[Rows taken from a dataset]

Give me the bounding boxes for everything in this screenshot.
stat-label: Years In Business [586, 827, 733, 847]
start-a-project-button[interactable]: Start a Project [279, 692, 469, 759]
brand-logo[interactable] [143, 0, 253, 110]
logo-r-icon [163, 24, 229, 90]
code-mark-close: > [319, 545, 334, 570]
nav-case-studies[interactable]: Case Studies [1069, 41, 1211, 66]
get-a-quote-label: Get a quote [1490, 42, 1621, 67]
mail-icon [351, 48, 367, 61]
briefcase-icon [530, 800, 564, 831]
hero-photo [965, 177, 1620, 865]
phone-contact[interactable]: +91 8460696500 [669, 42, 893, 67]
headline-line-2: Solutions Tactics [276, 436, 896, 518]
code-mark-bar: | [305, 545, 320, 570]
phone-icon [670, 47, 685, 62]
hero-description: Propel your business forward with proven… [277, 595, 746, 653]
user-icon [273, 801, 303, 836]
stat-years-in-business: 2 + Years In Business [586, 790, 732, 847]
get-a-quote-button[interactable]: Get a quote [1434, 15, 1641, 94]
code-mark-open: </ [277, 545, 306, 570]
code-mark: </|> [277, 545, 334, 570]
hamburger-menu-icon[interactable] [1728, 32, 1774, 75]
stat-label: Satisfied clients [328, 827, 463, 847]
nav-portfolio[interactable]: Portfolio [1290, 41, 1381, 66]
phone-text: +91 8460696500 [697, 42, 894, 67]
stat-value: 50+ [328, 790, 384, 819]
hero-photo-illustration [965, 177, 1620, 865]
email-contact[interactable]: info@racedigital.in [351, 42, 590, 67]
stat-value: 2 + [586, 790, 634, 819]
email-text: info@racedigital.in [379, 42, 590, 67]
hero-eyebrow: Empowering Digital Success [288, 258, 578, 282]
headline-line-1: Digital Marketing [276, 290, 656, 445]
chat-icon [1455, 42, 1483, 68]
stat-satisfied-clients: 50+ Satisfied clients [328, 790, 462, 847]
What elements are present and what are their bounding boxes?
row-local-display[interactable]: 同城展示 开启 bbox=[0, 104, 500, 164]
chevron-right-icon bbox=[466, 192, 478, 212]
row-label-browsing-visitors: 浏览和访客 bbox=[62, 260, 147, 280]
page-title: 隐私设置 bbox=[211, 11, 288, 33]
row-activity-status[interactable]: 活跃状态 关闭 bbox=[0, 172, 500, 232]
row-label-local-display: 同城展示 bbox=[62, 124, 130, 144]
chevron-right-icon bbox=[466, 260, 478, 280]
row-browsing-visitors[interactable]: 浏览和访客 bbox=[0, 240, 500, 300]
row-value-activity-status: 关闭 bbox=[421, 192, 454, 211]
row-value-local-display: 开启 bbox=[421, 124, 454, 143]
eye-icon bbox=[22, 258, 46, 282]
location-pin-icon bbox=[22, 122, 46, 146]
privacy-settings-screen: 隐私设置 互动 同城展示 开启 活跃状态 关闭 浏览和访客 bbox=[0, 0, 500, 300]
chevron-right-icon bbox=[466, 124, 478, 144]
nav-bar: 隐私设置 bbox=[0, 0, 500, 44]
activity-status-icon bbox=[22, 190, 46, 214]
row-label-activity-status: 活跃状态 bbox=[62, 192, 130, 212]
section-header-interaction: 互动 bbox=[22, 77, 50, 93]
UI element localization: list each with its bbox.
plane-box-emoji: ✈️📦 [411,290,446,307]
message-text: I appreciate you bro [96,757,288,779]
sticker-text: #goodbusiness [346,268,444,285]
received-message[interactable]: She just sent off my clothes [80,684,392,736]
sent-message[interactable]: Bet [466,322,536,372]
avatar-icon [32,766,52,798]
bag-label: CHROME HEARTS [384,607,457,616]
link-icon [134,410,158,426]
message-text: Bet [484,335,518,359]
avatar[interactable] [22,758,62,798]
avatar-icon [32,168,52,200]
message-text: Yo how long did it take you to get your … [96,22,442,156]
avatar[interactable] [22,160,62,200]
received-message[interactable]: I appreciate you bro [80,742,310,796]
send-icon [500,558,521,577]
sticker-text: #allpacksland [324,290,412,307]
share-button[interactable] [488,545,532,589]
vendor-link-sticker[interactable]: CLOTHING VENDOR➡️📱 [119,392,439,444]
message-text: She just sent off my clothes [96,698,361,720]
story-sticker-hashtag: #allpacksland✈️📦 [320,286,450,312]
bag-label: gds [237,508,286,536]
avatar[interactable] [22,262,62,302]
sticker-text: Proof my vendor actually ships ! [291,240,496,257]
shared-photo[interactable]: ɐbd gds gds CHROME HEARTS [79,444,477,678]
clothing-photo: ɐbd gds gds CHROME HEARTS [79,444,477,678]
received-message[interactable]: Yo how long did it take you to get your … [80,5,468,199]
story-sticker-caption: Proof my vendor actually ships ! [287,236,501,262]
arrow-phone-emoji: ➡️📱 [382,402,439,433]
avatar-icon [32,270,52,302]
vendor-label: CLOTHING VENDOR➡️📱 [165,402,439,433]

> _What is being asked_:
Pull out each line of the items above that contains the string "phone". Case matters.

> _Exercise answer_:
phone-contact[interactable]: +91 8460696500 [669, 42, 893, 67]
phone-icon [670, 47, 685, 62]
phone-text: +91 8460696500 [697, 42, 894, 67]
arrow-phone-emoji: ➡️📱 [382,402,439,433]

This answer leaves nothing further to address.